**Instrucciones:**
- 1) Responde según el artículo sobre el debate electoral:
(a) ¿Cuántos espectadores pudieron ver el debate?
(b) ¿De qué partido había sido dirigente Santiago Abascal antes de liderar Vox?
(c) ¿Cuántas veces recordó el líder del PSOE que Vox quería ilegalizar al Partido Nacionalista Vasco?
- 2) ¿Puedes continuar el artículo sobre el debate electoral a partir de su última oración?

**Texto proporcionado:**
■ ■ ■ ■
Daniel Galvalizi
Periodista
TRAS EL DEBATE A CINCO

Pocos cambios de posición y el blanqueo de la ultraderecha

En la recta final, Pedro Sánchez insiste con un gobierno en solitario e ignora los pedidos de Iglesias. Pablo Casado se afianza con el guiño de las encuestas y contraataca a un Rivera desesperado. Abascal gana con la difusión impune de su extremismo.

Casi tres horas del debate de candidatos demostraron lo que la breve campaña electoral ya venía advirtiendo: las elecciones del 10N tendrán más cambios de temperatura por el fresco otoñal que por el mercurio político. El bloqueo, al parecer, sigue intacto. Las posiciones de los partidos, casi inmutables. Aunque un viejo pronóstico se encamina a cumplirse, sólo que siete meses después: la explosión de votos de la ultraderecha.

El debate ha repetido casi todos los aspectos de abril pasado, aunque esta vez, además de Pedro Sánchez (PSOE), Pablo Casado (PP), Albert Rivera (Cs) y Pablo Iglesias (Unidas Podemos), estuvo la novedad de Santiago Abascal (Vox), un hasta hace poco ignoto y periférico dirigente del PP vasco, que ha logrado batir un récord: por primera vez desde la muerte del dictador Franco, un político puede exponer en prime time un discurso de extrema derecha.

Casi nueve millones de espectadores pudieron ver cómo Abascal acusaba a los inmigrantes de ser responsables del 70% de las violaciones, pedía suspender sine die la autonomía de Catalunya y cuestionaba las políticas de memoria. «Desterrar a un muerto», afeó a Sánchez el líder de Vox sobre la exhumación de Franco, considerada por él una profanación. Se autoproclamó un luchador contra el terrorismo en sus años del PP en medio de su ataque a Iglesias, a quien acusó de elogiar a ETA «desde una herriko taberna». Todo sin costo.

Su mayor éxito no fue su propia habilidad, sino gracias al silencio de sus socios. Ni Casado ni Rivera se desmarcaron de las afirmaciones, ignorando el peligro democrático de dejar fluir un discurso populista y neofascista. Hábil, el líder del PSOE les recordó que Vox planteó públicamente su anhelo de ilegalizar al Partido Nacionalista Vasco (además de a los independentistas de todo color). Lo mencionó tres veces, las mismas que Abascal calló. Pudo desmentirlo o moderarse, pero eligió la aceptación por omisión, al igual que el PP y Ciudadanos, que no quisieron enzarzarse con el que, según todas las encuestas, podría convertirse en la tercera fuerza política del Estado.
■ ■ ■ ■
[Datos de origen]
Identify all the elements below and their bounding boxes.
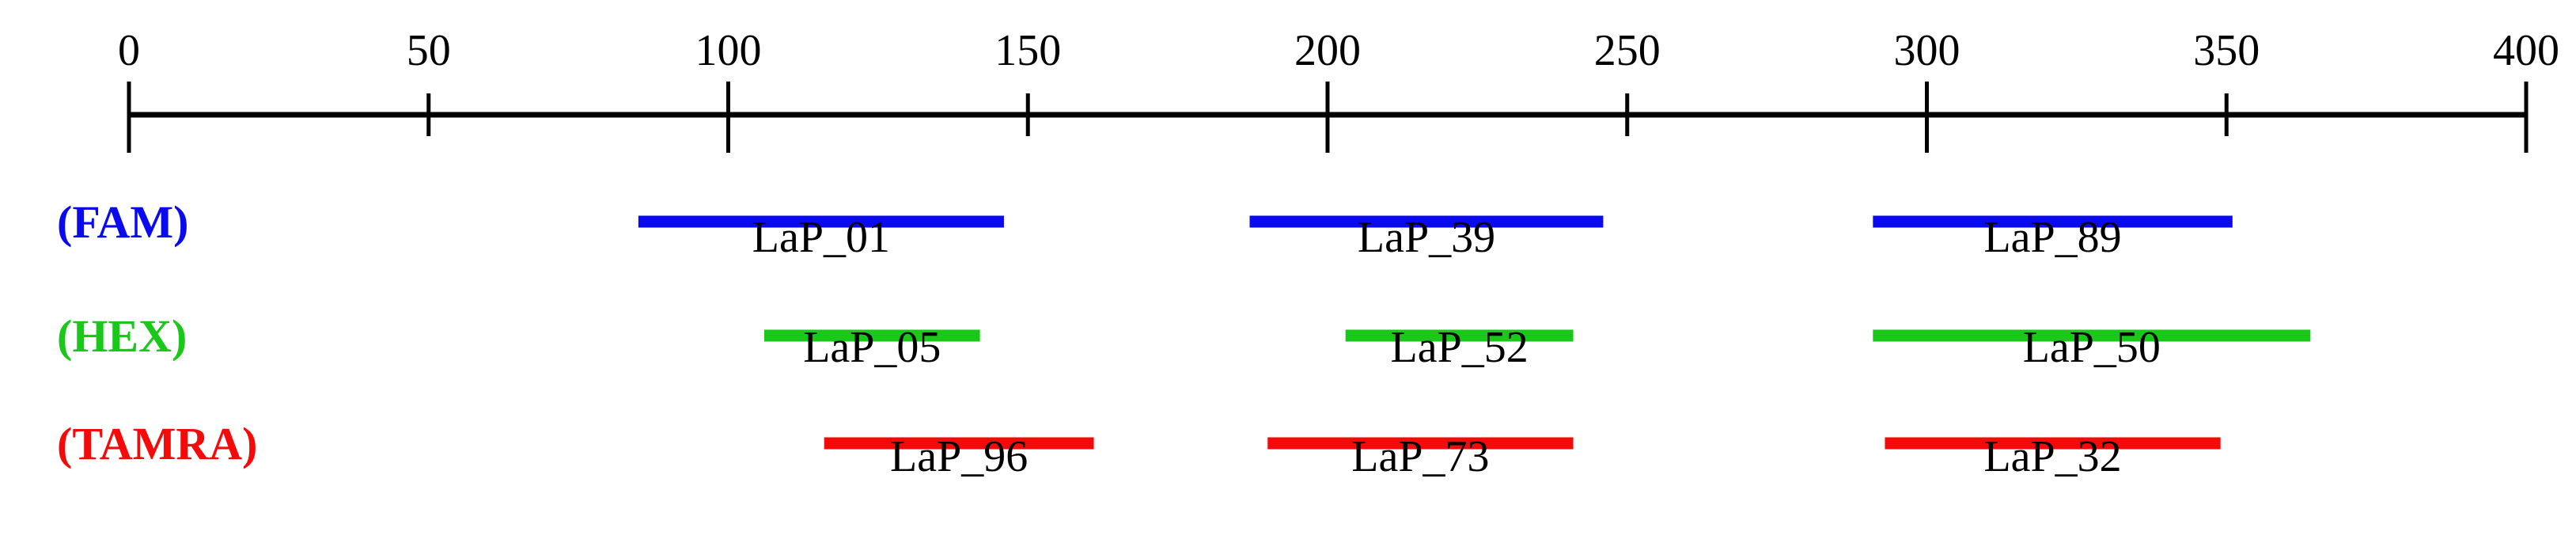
channel-label-tamra: (TAMRA) [57, 418, 257, 469]
probe-label: LaP_96 [890, 432, 1028, 481]
axis-tick-label: 300 [1894, 26, 1960, 75]
axis-tick-label: 350 [2193, 26, 2260, 75]
probe-label: LaP_89 [1983, 213, 2121, 262]
probe-label: LaP_32 [1983, 432, 2121, 481]
probe-label: LaP_05 [803, 323, 941, 372]
probe-label: LaP_39 [1358, 213, 1495, 262]
axis-tick-label: 50 [407, 26, 451, 75]
axis-tick-label: 400 [2493, 26, 2559, 75]
axis-tick-label: 250 [1594, 26, 1661, 75]
channel-label-hex: (HEX) [57, 310, 187, 362]
axis-tick-label: 100 [695, 26, 762, 75]
axis-tick-label: 150 [994, 26, 1061, 75]
axis-ticks: 0 50 100 150 200 250 300 350 400 [118, 26, 2559, 153]
probe-label: LaP_50 [2023, 323, 2161, 372]
channel-label-fam: (FAM) [57, 196, 188, 248]
channel-labels: (FAM) (HEX) (TAMRA) [57, 196, 257, 469]
axis-tick-label: 200 [1294, 26, 1361, 75]
probe-label: LaP_01 [752, 213, 890, 262]
axis-tick-label: 0 [118, 26, 140, 75]
probe-label: LaP_52 [1391, 323, 1529, 372]
probe-bars: LaP_01 LaP_39 LaP_89 LaP_05 LaP_52 LaP_50 LaP_… [638, 213, 2311, 481]
probe-label: LaP_73 [1351, 432, 1489, 481]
■ ■ ■ ■
**Respuestas:**
- 1)
(a) Casi nueve millones.
(b) Del PP vasco.
(c) Tres veces.

- 2)
Si Abascal triunfó por su difusión sin precedentes, Rivera fue la contracara. El niño mimado de los grandes medios canalizó todos sus proyectiles a Sánchez y a Casado, además de denostar constantemente a los ausentes independentistas catalanes. Pero como si hubiera sido auspiciado por una realizadora de memes, el líder de Cs se convirtió en una parodia de sí mismo en tiempos que las redes sociales no perdonan. Mostrar un video con un perro horas antes del debate, exhibir un pedazo de adoquín presuntamente arrojado a policías en Barcelona y abusar de los carteles fueron una muestra más de desesperación.

Lo que Iglesias fue en abril hoy lo es Rivera: la noticia no es si le irá mal, sino si será un descalabro total o leve. Sus propuestas no cambiaron con respecto a los anteriores comicios: pidió una ley electoral que lo beneficie, aplicar el 155 en Catalunya, una reforma recentralizadora de la educación y prometió una masiva bajada de impuestos, sin explicar cómo la financiaría.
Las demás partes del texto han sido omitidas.